[Directions]
In the mailing list post on force-merge performance, reproduce the text verbatim from "Force-merge performance degrading" to "for each term.".

---------- Extracted text

Mailing List Archive

Force-merge performance degrading after upgrade to Lucene 8.0
Hi!

After upgrading ES cluster from 6.2 to 7.9 version, we find that force merge operation will take long time, about double of previous latency.

Based on our investigation, we found the follows is main cause of the force-merge performance decrease:

* From Lucene 8.0, NormsProducer is added as input parameter to function mergeTerms in org.apache.lucene.index.SegmentMerger.java.

Cause analysis
From Lucene 8.0, We find that NormsProducer is added as input parameter to function mergeTerms in org.apache.lucene.index.SegmentMerger.java.
The function mergeTerms is used to create .tim, .tip, .doc, .pos, .pay for each term.
This change is related to merge operation of norms setting of fields.
merge() function before Lucene 8.0
mergeTerms(segmentWriteState);

merge() function of lucene 8.0
try (NormsProducer norms = mergeState.mergeFieldInfos.hasNorms()
? codec.normsFormat().normsProducer(segmentReadState)
: null) {
NormsProducer normsMergeInstance = null;
if (norms != null) {
// Use the merge instance in order to reuse the same IndexInput for all terms
normsMergeInstance = norms.getMergeInstance();
}
mergeTerms(segmentWriteState, normsMergeInstance);
}

Test cases and result

In order to validate that above analysis is the main cause of force-merge performance decrease, we design some test cases.

--------------------
---------- Material

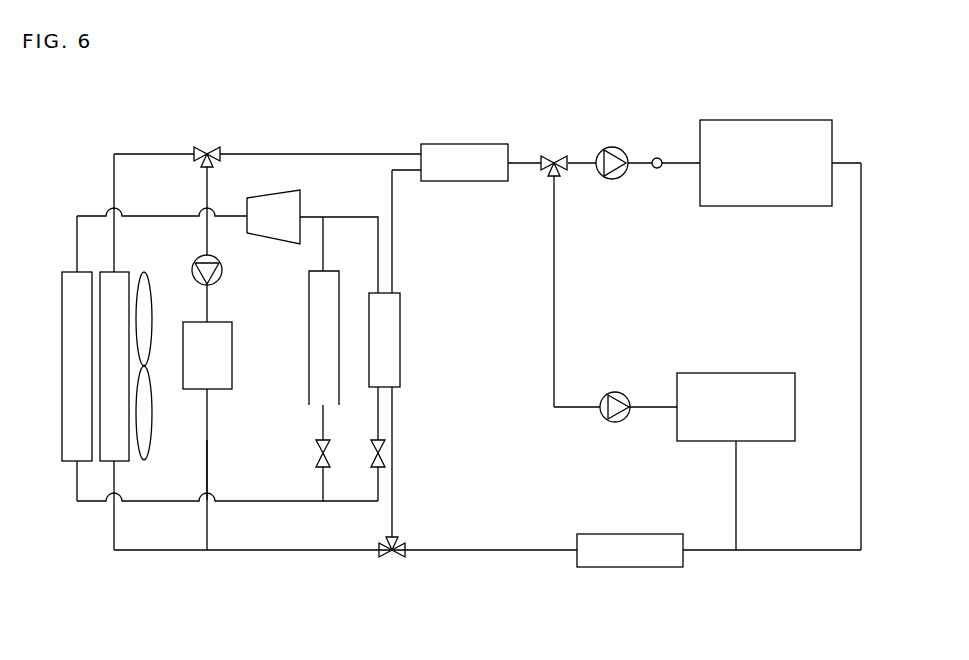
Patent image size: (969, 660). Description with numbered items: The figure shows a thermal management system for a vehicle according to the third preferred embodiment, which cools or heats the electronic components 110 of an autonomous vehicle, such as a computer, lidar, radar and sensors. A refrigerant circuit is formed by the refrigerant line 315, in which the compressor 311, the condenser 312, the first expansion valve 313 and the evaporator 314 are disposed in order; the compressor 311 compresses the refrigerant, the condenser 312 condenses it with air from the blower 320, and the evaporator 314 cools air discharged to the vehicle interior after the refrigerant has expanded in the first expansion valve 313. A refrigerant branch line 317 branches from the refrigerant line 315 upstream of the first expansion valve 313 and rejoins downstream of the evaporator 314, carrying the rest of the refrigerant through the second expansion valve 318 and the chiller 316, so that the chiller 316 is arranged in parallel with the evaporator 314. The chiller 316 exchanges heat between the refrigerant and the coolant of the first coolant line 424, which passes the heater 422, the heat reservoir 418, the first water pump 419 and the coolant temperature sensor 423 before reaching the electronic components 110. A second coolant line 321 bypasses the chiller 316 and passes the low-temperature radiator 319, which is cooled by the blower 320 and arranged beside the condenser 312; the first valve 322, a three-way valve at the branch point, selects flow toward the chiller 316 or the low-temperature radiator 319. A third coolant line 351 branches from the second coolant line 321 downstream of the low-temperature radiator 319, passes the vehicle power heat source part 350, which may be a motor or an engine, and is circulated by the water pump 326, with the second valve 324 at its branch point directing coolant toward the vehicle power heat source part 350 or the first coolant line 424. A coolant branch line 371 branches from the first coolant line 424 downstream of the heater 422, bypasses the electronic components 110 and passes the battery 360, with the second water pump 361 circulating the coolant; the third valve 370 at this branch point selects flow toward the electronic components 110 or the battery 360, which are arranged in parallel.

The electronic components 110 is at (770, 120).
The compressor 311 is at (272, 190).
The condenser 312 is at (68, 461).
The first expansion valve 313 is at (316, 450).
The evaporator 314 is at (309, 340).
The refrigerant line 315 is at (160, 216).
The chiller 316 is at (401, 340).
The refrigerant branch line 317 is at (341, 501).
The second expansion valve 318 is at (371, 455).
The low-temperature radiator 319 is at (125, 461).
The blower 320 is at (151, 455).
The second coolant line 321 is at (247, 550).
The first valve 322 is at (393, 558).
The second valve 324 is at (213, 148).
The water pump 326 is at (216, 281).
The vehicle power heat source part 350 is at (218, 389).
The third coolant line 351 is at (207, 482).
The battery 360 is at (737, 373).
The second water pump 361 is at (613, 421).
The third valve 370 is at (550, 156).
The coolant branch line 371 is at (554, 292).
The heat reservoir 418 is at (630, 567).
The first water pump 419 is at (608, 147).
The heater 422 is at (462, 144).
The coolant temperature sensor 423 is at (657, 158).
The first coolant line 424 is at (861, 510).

--------------------

[Exercise answer]
Force-merge performance degrading after upgrade to Lucene 8.0
Hi!

After upgrading ES cluster from 6.2 to 7.9 version, we find that force merge operation will take long time, about double of previous latency.

Based on our investigation, we found the follows is main cause of the force-merge performance decrease:

* From Lucene 8.0, NormsProducer is added as input parameter to function mergeTerms in org.apache.lucene.index.SegmentMerger.java.

Cause analysis
From Lucene 8.0, We find that NormsProducer is added as input parameter to function mergeTerms in org.apache.lucene.index.SegmentMerger.java.
The function mergeTerms is used to create .tim, .tip, .doc, .pos, .pay for each term.